# Your goal:
Write out each line in which the string "accent" is present.

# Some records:
####
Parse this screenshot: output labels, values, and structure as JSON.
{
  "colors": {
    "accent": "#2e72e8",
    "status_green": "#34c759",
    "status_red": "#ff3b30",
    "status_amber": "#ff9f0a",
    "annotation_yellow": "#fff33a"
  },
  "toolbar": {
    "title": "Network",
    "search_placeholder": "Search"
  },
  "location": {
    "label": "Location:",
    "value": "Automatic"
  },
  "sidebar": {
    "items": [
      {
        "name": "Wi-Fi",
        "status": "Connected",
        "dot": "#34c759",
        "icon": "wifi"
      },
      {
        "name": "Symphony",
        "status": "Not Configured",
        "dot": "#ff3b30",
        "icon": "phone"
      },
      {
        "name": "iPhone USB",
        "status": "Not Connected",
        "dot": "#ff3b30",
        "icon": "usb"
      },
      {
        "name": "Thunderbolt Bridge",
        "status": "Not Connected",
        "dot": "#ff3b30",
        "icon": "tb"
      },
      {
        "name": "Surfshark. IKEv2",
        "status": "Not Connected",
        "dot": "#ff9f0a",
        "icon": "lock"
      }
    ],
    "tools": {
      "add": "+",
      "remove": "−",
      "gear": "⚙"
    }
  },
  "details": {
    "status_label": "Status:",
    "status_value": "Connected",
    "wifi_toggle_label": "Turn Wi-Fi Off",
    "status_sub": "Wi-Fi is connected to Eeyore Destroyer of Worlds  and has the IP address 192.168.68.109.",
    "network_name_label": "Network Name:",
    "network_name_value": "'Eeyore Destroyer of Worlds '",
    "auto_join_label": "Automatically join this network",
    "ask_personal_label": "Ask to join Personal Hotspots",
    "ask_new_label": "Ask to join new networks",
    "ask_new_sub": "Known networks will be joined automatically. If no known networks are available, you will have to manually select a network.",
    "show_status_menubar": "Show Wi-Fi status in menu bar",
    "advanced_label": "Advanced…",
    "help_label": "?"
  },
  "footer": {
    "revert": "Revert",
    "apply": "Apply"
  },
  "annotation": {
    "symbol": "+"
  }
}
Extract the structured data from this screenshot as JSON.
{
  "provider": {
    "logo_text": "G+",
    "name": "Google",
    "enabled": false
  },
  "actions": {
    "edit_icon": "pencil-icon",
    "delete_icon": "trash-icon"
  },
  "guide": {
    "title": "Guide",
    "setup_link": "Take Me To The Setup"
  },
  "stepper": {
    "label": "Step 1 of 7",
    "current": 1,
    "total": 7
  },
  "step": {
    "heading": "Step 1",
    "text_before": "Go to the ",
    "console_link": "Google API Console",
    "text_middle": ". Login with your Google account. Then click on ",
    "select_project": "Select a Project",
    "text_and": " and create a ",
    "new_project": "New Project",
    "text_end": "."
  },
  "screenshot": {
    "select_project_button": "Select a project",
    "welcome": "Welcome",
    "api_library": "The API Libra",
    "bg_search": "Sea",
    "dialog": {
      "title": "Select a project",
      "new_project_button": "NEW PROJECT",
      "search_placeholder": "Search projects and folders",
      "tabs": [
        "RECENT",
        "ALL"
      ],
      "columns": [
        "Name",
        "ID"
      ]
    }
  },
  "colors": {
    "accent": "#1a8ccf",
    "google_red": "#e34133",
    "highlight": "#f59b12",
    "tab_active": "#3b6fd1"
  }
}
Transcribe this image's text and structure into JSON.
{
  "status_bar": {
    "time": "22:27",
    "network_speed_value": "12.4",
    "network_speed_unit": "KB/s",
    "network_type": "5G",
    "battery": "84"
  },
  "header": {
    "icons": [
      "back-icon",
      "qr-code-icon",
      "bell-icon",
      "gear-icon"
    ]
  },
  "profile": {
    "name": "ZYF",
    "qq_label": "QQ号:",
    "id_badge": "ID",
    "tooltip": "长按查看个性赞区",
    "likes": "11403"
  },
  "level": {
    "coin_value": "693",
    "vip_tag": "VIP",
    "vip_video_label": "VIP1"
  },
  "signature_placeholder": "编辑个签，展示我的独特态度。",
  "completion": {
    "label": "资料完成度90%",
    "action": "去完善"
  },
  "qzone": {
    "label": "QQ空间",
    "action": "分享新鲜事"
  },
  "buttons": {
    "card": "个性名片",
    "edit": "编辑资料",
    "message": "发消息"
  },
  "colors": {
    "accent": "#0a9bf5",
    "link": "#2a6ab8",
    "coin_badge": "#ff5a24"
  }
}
####
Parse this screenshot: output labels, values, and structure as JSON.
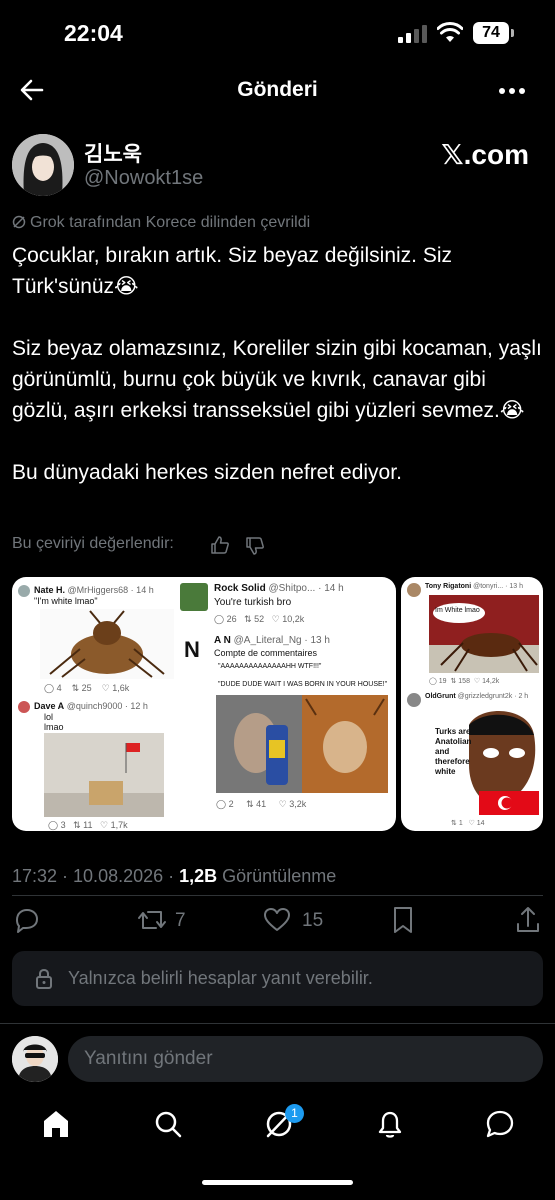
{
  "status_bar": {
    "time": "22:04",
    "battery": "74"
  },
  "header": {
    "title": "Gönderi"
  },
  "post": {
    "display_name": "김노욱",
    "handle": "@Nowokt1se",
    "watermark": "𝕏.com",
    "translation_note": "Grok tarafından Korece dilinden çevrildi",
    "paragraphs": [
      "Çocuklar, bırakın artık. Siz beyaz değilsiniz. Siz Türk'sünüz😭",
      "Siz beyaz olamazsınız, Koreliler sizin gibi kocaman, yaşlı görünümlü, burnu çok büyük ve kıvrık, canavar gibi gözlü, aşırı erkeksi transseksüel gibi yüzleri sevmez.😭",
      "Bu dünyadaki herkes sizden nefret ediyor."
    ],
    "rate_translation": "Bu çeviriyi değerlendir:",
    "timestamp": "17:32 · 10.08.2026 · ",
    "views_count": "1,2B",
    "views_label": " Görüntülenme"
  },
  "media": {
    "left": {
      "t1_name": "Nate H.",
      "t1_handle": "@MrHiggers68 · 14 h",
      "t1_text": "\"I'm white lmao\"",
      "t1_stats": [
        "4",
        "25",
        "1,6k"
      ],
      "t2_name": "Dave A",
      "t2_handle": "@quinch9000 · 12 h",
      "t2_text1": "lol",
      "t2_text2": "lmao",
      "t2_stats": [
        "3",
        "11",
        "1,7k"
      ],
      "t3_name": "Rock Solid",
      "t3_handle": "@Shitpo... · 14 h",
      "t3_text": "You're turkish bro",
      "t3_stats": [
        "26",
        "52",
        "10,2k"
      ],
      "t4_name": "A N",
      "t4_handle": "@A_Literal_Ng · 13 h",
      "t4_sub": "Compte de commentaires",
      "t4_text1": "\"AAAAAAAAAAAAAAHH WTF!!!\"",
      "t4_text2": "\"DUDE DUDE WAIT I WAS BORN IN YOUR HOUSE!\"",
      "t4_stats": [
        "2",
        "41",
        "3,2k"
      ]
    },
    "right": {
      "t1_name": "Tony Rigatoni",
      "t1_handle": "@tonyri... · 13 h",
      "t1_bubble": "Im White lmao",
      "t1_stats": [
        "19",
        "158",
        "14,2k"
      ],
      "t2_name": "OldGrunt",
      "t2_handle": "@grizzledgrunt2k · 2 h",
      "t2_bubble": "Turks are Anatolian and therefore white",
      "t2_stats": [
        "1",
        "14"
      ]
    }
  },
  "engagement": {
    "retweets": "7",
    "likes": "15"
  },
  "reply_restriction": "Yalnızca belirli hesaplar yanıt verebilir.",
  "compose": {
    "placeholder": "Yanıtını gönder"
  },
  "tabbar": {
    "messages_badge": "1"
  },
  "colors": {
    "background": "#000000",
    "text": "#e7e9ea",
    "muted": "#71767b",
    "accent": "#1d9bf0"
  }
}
####
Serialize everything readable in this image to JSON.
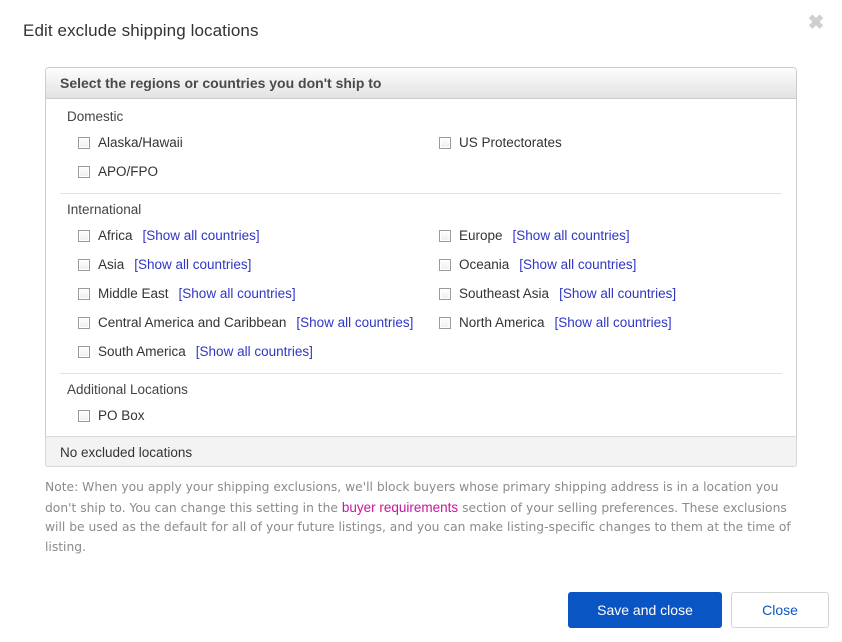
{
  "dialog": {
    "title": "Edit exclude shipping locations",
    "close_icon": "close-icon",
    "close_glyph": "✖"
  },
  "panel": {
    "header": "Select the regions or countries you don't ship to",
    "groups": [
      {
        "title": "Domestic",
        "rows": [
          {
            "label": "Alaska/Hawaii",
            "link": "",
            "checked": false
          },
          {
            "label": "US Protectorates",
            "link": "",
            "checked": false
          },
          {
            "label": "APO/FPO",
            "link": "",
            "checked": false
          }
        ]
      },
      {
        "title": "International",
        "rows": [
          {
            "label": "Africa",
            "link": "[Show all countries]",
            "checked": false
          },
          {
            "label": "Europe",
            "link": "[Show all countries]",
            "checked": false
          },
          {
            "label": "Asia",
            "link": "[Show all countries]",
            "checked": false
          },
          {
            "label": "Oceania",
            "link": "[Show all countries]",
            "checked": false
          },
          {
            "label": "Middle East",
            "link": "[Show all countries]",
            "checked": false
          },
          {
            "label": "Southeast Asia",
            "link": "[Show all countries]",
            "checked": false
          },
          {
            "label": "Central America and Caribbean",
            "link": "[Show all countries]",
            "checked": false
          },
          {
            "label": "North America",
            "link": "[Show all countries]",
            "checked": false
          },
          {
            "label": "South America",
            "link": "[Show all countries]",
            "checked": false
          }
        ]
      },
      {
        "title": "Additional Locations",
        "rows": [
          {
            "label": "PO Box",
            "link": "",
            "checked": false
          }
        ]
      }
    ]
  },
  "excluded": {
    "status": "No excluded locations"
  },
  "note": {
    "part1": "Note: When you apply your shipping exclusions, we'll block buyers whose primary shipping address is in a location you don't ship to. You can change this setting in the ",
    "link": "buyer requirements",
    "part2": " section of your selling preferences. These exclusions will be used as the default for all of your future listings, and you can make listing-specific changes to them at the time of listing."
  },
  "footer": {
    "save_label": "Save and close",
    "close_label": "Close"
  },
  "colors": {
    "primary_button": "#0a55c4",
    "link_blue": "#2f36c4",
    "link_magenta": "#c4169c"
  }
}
####
# Response:
    "accent": "#2e72e8",
    "accent": "#1a8ccf",
    "accent": "#0a9bf5",
    "accent": "#1d9bf0"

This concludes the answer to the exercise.